***** MATERIAL FOR THIS EXERCISE

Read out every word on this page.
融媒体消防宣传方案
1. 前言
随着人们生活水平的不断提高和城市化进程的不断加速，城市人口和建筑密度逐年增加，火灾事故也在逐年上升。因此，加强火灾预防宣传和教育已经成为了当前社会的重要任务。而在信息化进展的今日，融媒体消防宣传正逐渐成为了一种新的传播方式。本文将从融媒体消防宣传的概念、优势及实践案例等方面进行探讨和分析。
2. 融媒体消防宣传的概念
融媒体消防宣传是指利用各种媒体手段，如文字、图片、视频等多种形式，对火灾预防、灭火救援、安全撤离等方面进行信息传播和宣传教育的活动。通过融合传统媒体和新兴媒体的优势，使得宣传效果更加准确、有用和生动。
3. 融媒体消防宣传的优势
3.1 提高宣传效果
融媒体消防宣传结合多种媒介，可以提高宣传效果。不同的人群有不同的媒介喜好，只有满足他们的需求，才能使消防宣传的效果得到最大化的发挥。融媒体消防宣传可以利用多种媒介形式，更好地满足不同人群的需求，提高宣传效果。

**********

■ YOUR TASK ■
Collect each line containing the string "提高宣传效果".

■ ANSWER ■
3.1 提高宣传效果
融媒体消防宣传结合多种媒介，可以提高宣传效果。不同的人群有不同的媒介喜好，只有满足他们的需求，才能使消防宣传的效果得到最大化的发挥。融媒体消防宣传可以利用多种媒介形式，更好地满足不同人群的需求，提高宣传效果。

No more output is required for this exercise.